■ **Directive**
Collect each line holding the string "PARTS".

■ **Supplied data**
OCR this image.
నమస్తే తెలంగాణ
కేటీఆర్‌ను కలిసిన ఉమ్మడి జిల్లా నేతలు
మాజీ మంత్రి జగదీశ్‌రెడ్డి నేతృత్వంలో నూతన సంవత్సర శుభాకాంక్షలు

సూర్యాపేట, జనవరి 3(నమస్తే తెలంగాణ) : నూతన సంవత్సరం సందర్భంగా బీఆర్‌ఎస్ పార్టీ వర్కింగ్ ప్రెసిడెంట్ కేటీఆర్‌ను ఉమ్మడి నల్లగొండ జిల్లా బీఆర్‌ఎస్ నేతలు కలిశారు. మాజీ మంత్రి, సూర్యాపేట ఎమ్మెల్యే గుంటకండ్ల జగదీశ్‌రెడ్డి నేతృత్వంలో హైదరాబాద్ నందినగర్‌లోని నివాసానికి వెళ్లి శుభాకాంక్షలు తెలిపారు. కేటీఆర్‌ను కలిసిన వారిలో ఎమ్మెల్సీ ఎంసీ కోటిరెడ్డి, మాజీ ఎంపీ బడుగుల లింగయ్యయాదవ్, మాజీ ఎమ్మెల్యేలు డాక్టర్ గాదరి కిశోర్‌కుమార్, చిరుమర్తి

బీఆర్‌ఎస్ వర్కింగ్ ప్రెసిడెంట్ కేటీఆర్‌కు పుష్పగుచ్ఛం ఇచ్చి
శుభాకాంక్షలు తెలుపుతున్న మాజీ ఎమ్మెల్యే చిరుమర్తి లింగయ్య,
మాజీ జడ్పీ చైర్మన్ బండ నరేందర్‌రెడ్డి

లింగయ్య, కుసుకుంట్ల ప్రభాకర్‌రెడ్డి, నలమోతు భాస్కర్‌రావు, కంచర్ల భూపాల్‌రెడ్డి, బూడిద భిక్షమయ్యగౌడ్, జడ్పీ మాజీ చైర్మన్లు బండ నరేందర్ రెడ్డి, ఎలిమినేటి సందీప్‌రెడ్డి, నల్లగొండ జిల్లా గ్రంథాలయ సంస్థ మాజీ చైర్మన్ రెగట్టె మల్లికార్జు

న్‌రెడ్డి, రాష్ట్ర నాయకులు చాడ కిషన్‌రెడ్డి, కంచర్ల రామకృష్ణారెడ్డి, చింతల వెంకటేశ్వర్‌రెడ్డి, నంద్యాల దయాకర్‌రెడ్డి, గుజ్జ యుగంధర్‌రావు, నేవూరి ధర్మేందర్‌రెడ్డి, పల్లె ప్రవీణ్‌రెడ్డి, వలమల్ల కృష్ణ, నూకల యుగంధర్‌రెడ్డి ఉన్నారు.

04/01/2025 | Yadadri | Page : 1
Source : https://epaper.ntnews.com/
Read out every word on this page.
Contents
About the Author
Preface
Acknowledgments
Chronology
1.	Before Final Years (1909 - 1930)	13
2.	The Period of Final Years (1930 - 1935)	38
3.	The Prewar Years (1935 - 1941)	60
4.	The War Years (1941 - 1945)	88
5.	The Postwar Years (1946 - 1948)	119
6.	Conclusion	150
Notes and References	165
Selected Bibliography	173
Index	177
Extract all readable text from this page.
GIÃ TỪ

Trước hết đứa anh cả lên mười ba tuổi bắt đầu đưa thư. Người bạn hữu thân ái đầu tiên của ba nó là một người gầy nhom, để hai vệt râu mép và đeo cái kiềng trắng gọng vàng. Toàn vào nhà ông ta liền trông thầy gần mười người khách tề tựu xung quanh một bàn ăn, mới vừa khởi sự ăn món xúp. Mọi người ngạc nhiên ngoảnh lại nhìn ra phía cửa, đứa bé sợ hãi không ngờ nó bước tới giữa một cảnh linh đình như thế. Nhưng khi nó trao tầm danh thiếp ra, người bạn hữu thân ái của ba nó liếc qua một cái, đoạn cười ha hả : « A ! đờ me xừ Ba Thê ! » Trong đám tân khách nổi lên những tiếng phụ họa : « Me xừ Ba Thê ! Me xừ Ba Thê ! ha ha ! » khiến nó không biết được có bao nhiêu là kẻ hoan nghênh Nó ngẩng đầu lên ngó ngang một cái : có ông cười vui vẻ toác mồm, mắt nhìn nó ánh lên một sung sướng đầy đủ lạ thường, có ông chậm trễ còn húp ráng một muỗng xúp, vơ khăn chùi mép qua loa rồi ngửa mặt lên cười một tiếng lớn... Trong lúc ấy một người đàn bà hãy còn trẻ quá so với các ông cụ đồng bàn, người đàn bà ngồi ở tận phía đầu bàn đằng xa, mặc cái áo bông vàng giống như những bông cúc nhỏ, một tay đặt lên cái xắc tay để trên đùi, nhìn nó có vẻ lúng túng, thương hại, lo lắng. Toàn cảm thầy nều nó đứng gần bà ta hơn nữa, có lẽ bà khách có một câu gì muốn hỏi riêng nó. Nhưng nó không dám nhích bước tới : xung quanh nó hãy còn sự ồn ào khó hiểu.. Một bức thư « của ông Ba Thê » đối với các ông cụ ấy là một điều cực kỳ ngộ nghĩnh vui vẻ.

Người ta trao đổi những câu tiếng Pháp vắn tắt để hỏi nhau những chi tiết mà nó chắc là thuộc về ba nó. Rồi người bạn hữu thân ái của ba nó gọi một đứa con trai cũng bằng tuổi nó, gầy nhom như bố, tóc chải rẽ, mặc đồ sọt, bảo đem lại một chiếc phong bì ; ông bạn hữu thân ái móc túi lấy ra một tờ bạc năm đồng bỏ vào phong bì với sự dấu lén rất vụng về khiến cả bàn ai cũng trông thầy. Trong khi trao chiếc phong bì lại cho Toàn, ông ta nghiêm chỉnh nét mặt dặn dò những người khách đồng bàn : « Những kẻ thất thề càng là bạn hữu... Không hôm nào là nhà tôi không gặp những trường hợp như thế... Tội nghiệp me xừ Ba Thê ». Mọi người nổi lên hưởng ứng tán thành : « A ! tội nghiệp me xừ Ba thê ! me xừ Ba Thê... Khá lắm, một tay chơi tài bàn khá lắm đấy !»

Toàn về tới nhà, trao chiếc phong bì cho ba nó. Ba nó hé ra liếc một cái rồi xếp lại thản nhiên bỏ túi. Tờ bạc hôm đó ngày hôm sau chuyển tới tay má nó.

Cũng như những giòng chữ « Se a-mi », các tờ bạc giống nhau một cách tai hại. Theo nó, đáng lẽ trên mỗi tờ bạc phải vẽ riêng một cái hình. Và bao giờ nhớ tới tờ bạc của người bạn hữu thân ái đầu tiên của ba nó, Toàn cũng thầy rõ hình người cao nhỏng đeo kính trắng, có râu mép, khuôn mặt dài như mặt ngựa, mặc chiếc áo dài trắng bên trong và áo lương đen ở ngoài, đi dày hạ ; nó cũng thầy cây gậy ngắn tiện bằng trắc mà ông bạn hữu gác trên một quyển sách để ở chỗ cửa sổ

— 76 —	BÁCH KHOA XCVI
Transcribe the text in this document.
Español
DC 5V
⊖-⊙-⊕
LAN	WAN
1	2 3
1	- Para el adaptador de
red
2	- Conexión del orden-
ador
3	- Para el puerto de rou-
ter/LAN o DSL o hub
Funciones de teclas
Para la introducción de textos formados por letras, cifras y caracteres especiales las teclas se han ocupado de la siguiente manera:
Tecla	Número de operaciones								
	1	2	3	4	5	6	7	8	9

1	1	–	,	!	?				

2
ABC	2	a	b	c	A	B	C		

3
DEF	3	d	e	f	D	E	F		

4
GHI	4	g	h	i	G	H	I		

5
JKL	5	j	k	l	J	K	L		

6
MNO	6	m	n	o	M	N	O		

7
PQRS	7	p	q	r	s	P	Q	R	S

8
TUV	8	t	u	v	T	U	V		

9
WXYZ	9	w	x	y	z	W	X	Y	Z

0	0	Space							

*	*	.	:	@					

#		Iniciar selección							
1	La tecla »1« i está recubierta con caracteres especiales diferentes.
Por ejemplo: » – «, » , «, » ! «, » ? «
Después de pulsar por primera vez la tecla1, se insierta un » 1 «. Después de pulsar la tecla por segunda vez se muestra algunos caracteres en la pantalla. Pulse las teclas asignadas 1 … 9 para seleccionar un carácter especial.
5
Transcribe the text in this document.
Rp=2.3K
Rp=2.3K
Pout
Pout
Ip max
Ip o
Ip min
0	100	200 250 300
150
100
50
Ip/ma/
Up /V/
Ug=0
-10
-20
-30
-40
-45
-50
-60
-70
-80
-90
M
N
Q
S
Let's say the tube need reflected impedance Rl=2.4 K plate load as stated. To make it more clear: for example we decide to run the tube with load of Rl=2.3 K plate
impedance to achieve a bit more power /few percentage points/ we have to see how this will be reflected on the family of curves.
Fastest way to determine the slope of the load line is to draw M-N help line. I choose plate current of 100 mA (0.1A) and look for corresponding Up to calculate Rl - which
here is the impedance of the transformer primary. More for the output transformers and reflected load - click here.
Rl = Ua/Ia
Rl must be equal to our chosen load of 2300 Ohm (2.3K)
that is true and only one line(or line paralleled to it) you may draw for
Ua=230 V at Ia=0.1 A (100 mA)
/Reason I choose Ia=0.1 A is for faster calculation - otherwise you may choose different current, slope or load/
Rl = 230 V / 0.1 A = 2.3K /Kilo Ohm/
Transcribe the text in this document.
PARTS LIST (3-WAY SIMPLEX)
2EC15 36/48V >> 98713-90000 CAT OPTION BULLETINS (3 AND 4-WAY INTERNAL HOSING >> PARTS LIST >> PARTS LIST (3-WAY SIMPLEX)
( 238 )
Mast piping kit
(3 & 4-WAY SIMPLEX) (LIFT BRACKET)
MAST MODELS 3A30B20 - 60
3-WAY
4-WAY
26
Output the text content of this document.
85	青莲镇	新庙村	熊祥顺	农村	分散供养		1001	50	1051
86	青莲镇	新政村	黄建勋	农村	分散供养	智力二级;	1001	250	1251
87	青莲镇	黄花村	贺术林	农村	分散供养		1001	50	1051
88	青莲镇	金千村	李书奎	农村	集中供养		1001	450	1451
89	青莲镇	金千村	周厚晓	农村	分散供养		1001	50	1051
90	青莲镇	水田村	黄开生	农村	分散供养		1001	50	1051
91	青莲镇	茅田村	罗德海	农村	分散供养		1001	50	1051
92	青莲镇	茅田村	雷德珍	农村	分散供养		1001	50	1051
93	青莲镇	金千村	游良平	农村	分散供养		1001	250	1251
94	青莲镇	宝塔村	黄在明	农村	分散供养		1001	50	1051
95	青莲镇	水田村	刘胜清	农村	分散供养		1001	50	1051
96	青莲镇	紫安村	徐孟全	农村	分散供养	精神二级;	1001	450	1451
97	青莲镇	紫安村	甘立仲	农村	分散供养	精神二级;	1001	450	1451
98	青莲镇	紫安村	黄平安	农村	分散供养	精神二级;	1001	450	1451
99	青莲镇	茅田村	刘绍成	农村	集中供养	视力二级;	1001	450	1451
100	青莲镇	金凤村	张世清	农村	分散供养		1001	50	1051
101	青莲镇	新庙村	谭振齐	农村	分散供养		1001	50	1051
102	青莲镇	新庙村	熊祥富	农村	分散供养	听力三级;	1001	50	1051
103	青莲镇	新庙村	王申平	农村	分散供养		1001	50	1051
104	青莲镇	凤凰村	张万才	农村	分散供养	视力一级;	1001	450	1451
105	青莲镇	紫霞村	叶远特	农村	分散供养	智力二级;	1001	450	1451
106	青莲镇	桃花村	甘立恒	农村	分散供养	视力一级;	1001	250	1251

■ **Output of the exercise**
PARTS LIST (3-WAY SIMPLEX)
2EC15 36/48V >> 98713-90000 CAT OPTION BULLETINS (3 AND 4-WAY INTERNAL HOSING >> PARTS LIST >> PARTS LIST (3-WAY SIMPLEX)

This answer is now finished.